To do — Write out the full listing exactly as given, minus the images.

— START Data lines —

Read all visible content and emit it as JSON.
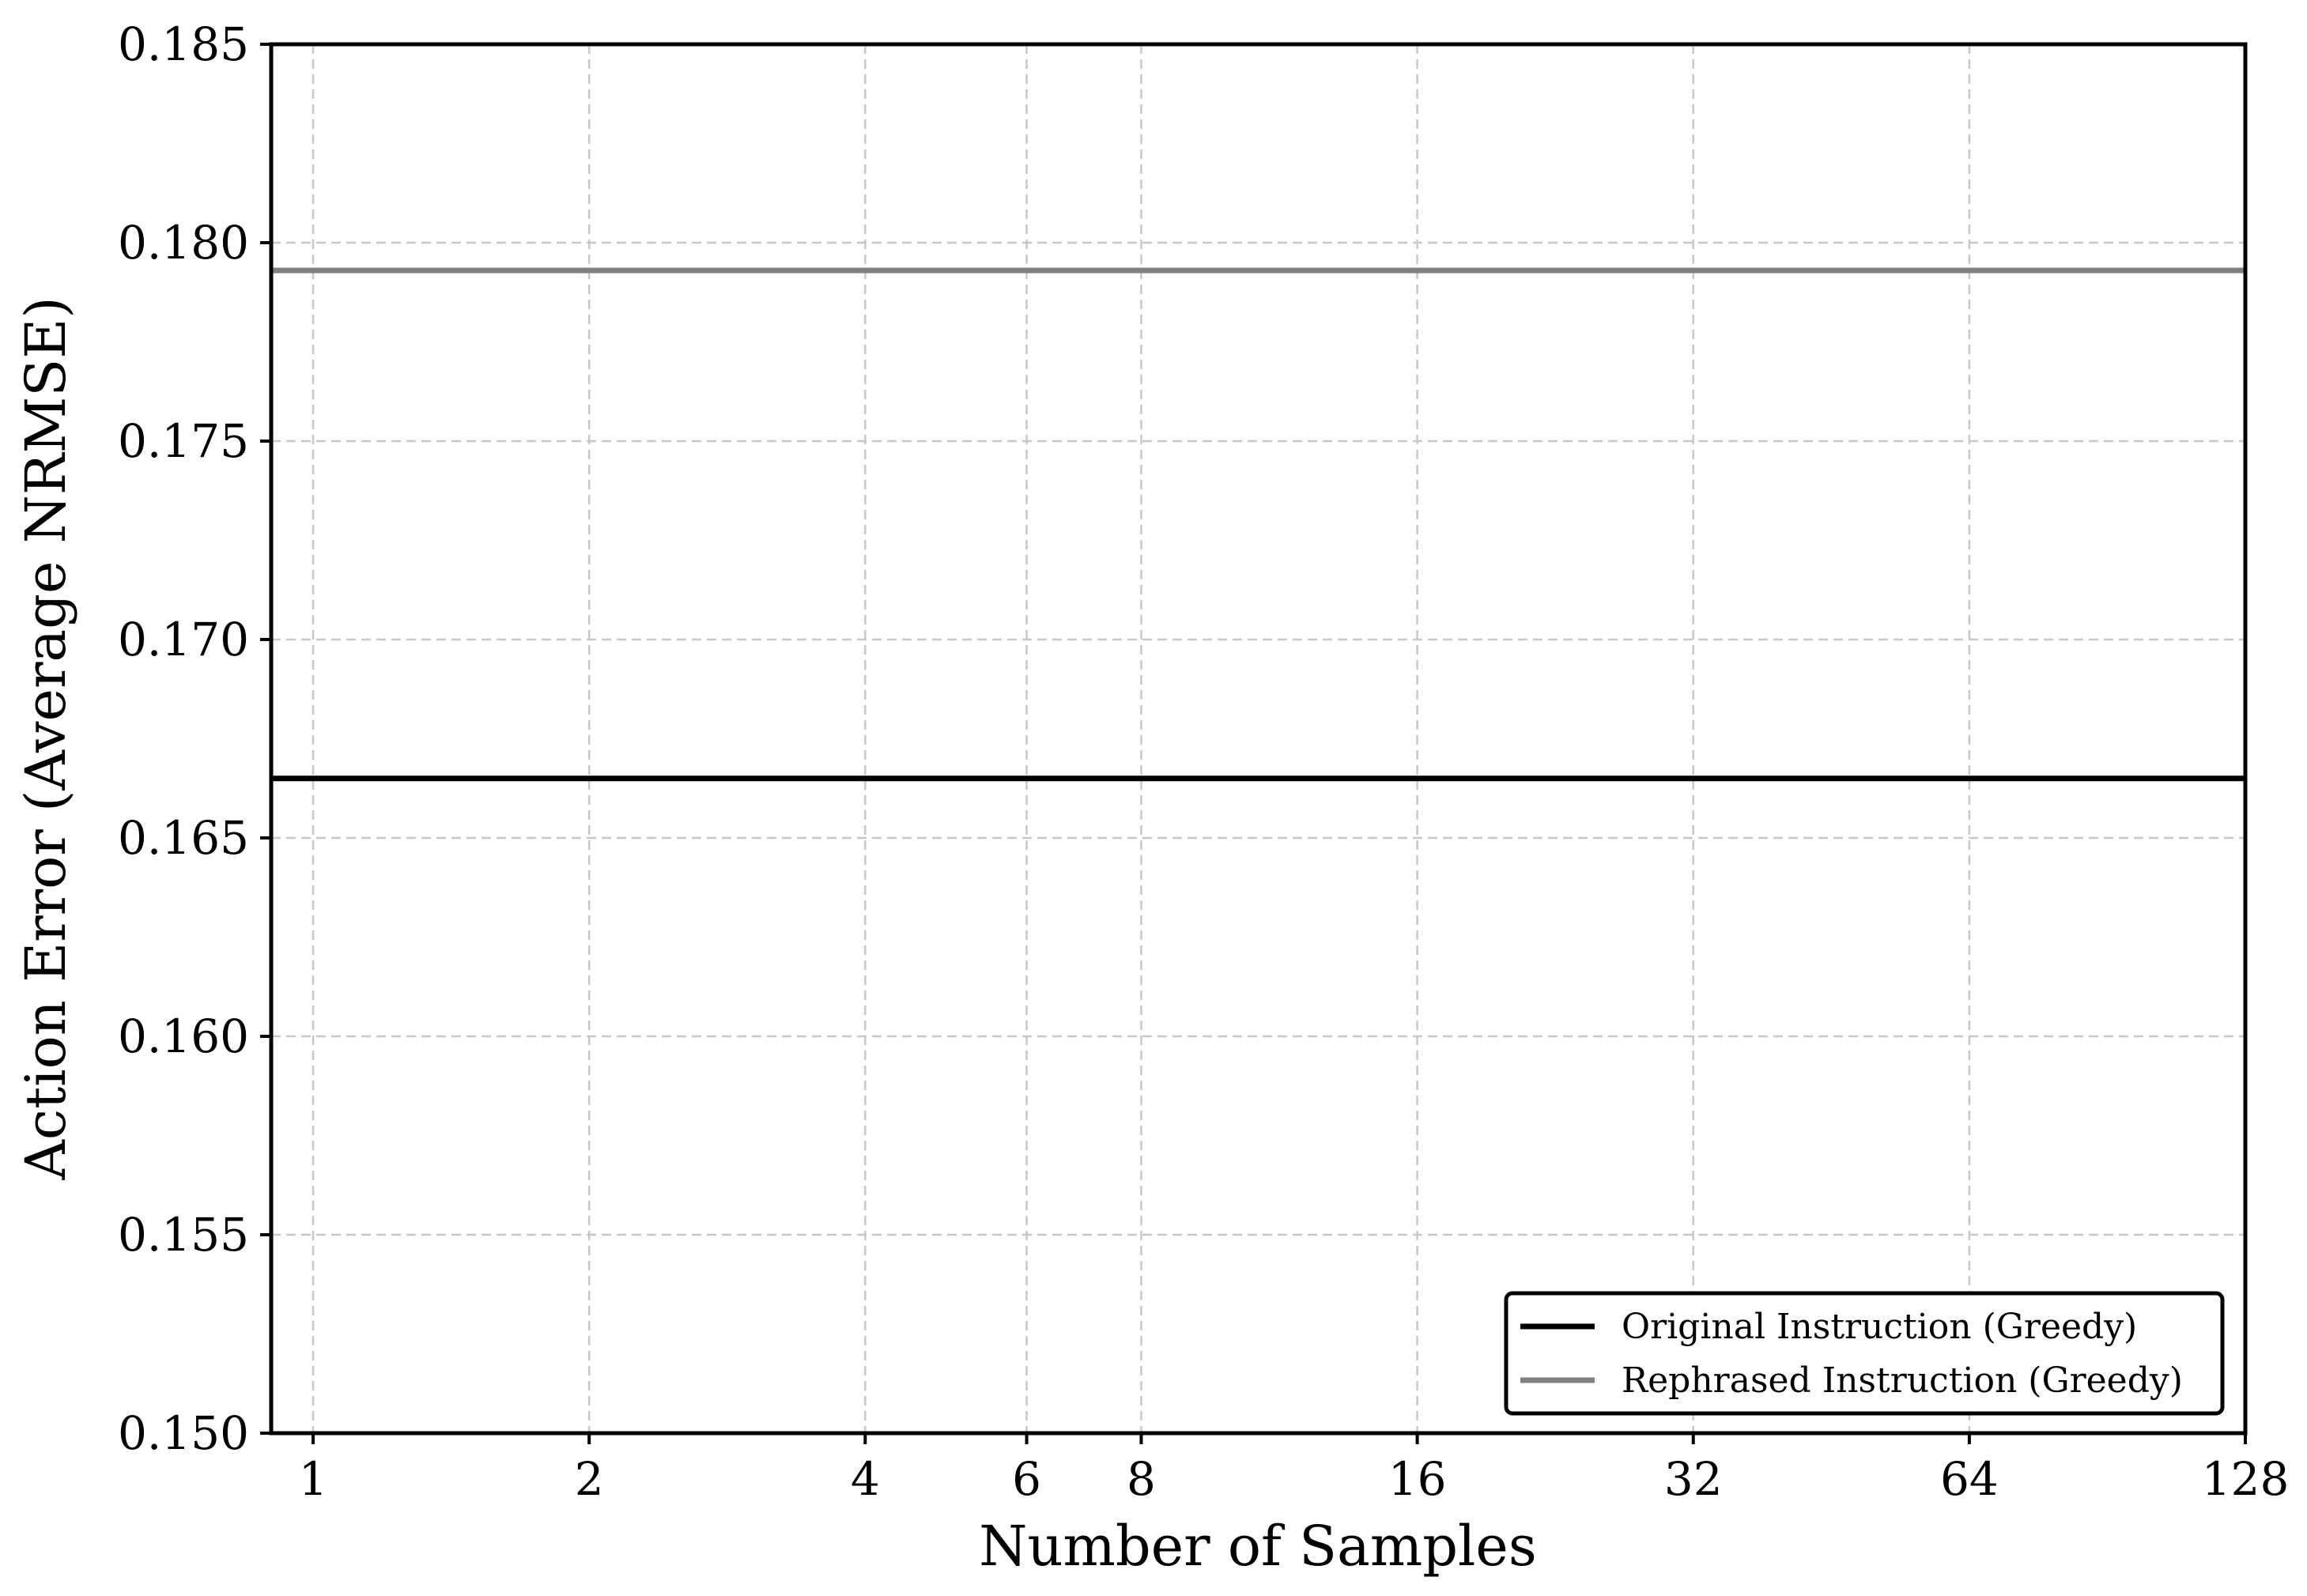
{
  "chart_data": {
    "type": "line",
    "xlabel": "Number of Samples",
    "ylabel": "Action Error (Average NRMSE)",
    "x_scale": "log2",
    "xlim": [
      0.9,
      128
    ],
    "ylim": [
      0.15,
      0.185
    ],
    "x_ticks": [
      1,
      2,
      4,
      6,
      8,
      16,
      32,
      64,
      128
    ],
    "x_tick_labels": [
      "1",
      "2",
      "4",
      "6",
      "8",
      "16",
      "32",
      "64",
      "128"
    ],
    "y_ticks": [
      0.15,
      0.155,
      0.16,
      0.165,
      0.17,
      0.175,
      0.18,
      0.185
    ],
    "y_tick_labels": [
      "0.150",
      "0.155",
      "0.160",
      "0.165",
      "0.170",
      "0.175",
      "0.180",
      "0.185"
    ],
    "grid": true,
    "legend_position": "bottom-right",
    "series": [
      {
        "name": "Original Instruction (Greedy)",
        "style": "horizontal-line",
        "y": 0.1665,
        "color": "#000000"
      },
      {
        "name": "Rephrased Instruction (Greedy)",
        "style": "horizontal-line",
        "y": 0.1793,
        "color": "#808080"
      }
    ]
  }
}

— END Data lines —

Completed task —
Read all visible content and emit it as JSON.
{
  "chart_data": {
    "type": "line",
    "xlabel": "Number of Samples",
    "ylabel": "Action Error (Average NRMSE)",
    "x_scale": "log2",
    "xlim": [
      0.9,
      128
    ],
    "ylim": [
      0.15,
      0.185
    ],
    "x_ticks": [
      1,
      2,
      4,
      6,
      8,
      16,
      32,
      64,
      128
    ],
    "x_tick_labels": [
      "1",
      "2",
      "4",
      "6",
      "8",
      "16",
      "32",
      "64",
      "128"
    ],
    "y_ticks": [
      0.15,
      0.155,
      0.16,
      0.165,
      0.17,
      0.175,
      0.18,
      0.185
    ],
    "y_tick_labels": [
      "0.150",
      "0.155",
      "0.160",
      "0.165",
      "0.170",
      "0.175",
      "0.180",
      "0.185"
    ],
    "grid": true,
    "legend_position": "bottom-right",
    "series": [
      {
        "name": "Original Instruction (Greedy)",
        "style": "horizontal-line",
        "y": 0.1665,
        "color": "#000000"
      },
      {
        "name": "Rephrased Instruction (Greedy)",
        "style": "horizontal-line",
        "y": 0.1793,
        "color": "#808080"
      }
    ]
  }
}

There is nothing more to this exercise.